■ **YOUR TASK**: Copy the records below exactly as they appear.

════════════════

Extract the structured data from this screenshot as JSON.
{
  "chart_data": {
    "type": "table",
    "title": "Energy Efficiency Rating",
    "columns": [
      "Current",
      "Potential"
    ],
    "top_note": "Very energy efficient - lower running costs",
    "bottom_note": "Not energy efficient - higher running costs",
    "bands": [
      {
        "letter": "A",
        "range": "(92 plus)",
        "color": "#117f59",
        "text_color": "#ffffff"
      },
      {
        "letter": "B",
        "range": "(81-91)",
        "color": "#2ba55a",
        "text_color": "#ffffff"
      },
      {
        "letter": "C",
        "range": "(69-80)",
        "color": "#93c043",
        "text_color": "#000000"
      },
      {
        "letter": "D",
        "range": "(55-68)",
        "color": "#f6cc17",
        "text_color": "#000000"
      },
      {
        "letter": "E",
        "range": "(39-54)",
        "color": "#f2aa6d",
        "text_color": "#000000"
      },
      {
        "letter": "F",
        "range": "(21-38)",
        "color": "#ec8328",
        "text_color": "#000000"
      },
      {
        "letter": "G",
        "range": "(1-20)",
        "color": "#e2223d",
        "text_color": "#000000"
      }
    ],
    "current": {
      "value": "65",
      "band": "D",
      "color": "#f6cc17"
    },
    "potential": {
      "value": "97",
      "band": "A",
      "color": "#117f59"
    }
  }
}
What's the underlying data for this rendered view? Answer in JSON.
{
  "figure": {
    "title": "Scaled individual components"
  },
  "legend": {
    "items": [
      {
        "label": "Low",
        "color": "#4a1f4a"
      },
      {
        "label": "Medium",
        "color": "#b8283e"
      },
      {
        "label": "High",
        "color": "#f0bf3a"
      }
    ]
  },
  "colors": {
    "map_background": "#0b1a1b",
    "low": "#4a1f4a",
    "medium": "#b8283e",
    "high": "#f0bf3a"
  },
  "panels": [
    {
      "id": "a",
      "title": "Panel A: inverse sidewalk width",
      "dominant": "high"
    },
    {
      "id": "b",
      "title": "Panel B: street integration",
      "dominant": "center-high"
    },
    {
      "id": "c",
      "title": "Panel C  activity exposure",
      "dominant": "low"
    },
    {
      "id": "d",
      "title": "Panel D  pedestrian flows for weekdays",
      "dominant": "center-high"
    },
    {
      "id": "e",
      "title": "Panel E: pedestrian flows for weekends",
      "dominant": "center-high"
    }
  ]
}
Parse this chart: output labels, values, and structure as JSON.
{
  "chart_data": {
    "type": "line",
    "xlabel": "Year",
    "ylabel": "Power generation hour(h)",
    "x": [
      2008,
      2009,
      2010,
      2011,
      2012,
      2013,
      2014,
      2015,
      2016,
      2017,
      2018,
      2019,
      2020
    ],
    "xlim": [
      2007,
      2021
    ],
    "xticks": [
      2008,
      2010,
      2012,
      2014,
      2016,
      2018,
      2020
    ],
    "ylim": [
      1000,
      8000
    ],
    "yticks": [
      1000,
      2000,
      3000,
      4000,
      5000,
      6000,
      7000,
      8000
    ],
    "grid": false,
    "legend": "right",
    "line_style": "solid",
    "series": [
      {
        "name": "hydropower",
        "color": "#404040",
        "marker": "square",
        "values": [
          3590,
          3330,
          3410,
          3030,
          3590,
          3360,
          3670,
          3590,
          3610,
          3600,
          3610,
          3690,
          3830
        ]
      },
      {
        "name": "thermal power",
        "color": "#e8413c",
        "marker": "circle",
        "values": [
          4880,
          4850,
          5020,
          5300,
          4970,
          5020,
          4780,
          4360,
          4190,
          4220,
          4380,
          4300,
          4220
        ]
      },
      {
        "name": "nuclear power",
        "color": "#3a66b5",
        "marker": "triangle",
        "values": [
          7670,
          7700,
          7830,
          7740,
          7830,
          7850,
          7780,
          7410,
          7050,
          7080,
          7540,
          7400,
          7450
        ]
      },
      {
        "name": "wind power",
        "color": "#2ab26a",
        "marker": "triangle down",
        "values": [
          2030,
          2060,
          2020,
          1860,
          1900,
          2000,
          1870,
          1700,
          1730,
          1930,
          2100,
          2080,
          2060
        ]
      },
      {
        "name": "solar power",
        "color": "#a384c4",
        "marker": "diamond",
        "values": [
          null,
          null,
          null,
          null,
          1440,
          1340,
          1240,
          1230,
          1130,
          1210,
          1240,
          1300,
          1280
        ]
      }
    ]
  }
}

════════════════

■ **FULL SOLUTION**:
Extract the structured data from this screenshot as JSON.
{
  "chart_data": {
    "type": "table",
    "title": "Energy Efficiency Rating",
    "columns": [
      "Current",
      "Potential"
    ],
    "top_note": "Very energy efficient - lower running costs",
    "bottom_note": "Not energy efficient - higher running costs",
    "bands": [
      {
        "letter": "A",
        "range": "(92 plus)",
        "color": "#117f59",
        "text_color": "#ffffff"
      },
      {
        "letter": "B",
        "range": "(81-91)",
        "color": "#2ba55a",
        "text_color": "#ffffff"
      },
      {
        "letter": "C",
        "range": "(69-80)",
        "color": "#93c043",
        "text_color": "#000000"
      },
      {
        "letter": "D",
        "range": "(55-68)",
        "color": "#f6cc17",
        "text_color": "#000000"
      },
      {
        "letter": "E",
        "range": "(39-54)",
        "color": "#f2aa6d",
        "text_color": "#000000"
      },
      {
        "letter": "F",
        "range": "(21-38)",
        "color": "#ec8328",
        "text_color": "#000000"
      },
      {
        "letter": "G",
        "range": "(1-20)",
        "color": "#e2223d",
        "text_color": "#000000"
      }
    ],
    "current": {
      "value": "65",
      "band": "D",
      "color": "#f6cc17"
    },
    "potential": {
      "value": "97",
      "band": "A",
      "color": "#117f59"
    }
  }
}
What's the underlying data for this rendered view? Answer in JSON.
{
  "figure": {
    "title": "Scaled individual components"
  },
  "legend": {
    "items": [
      {
        "label": "Low",
        "color": "#4a1f4a"
      },
      {
        "label": "Medium",
        "color": "#b8283e"
      },
      {
        "label": "High",
        "color": "#f0bf3a"
      }
    ]
  },
  "colors": {
    "map_background": "#0b1a1b",
    "low": "#4a1f4a",
    "medium": "#b8283e",
    "high": "#f0bf3a"
  },
  "panels": [
    {
      "id": "a",
      "title": "Panel A: inverse sidewalk width",
      "dominant": "high"
    },
    {
      "id": "b",
      "title": "Panel B: street integration",
      "dominant": "center-high"
    },
    {
      "id": "c",
      "title": "Panel C  activity exposure",
      "dominant": "low"
    },
    {
      "id": "d",
      "title": "Panel D  pedestrian flows for weekdays",
      "dominant": "center-high"
    },
    {
      "id": "e",
      "title": "Panel E: pedestrian flows for weekends",
      "dominant": "center-high"
    }
  ]
}
Parse this chart: output labels, values, and structure as JSON.
{
  "chart_data": {
    "type": "line",
    "xlabel": "Year",
    "ylabel": "Power generation hour(h)",
    "x": [
      2008,
      2009,
      2010,
      2011,
      2012,
      2013,
      2014,
      2015,
      2016,
      2017,
      2018,
      2019,
      2020
    ],
    "xlim": [
      2007,
      2021
    ],
    "xticks": [
      2008,
      2010,
      2012,
      2014,
      2016,
      2018,
      2020
    ],
    "ylim": [
      1000,
      8000
    ],
    "yticks": [
      1000,
      2000,
      3000,
      4000,
      5000,
      6000,
      7000,
      8000
    ],
    "grid": false,
    "legend": "right",
    "line_style": "solid",
    "series": [
      {
        "name": "hydropower",
        "color": "#404040",
        "marker": "square",
        "values": [
          3590,
          3330,
          3410,
          3030,
          3590,
          3360,
          3670,
          3590,
          3610,
          3600,
          3610,
          3690,
          3830
        ]
      },
      {
        "name": "thermal power",
        "color": "#e8413c",
        "marker": "circle",
        "values": [
          4880,
          4850,
          5020,
          5300,
          4970,
          5020,
          4780,
          4360,
          4190,
          4220,
          4380,
          4300,
          4220
        ]
      },
      {
        "name": "nuclear power",
        "color": "#3a66b5",
        "marker": "triangle",
        "values": [
          7670,
          7700,
          7830,
          7740,
          7830,
          7850,
          7780,
          7410,
          7050,
          7080,
          7540,
          7400,
          7450
        ]
      },
      {
        "name": "wind power",
        "color": "#2ab26a",
        "marker": "triangle down",
        "values": [
          2030,
          2060,
          2020,
          1860,
          1900,
          2000,
          1870,
          1700,
          1730,
          1930,
          2100,
          2080,
          2060
        ]
      },
      {
        "name": "solar power",
        "color": "#a384c4",
        "marker": "diamond",
        "values": [
          null,
          null,
          null,
          null,
          1440,
          1340,
          1240,
          1230,
          1130,
          1210,
          1240,
          1300,
          1280
        ]
      }
    ]
  }
}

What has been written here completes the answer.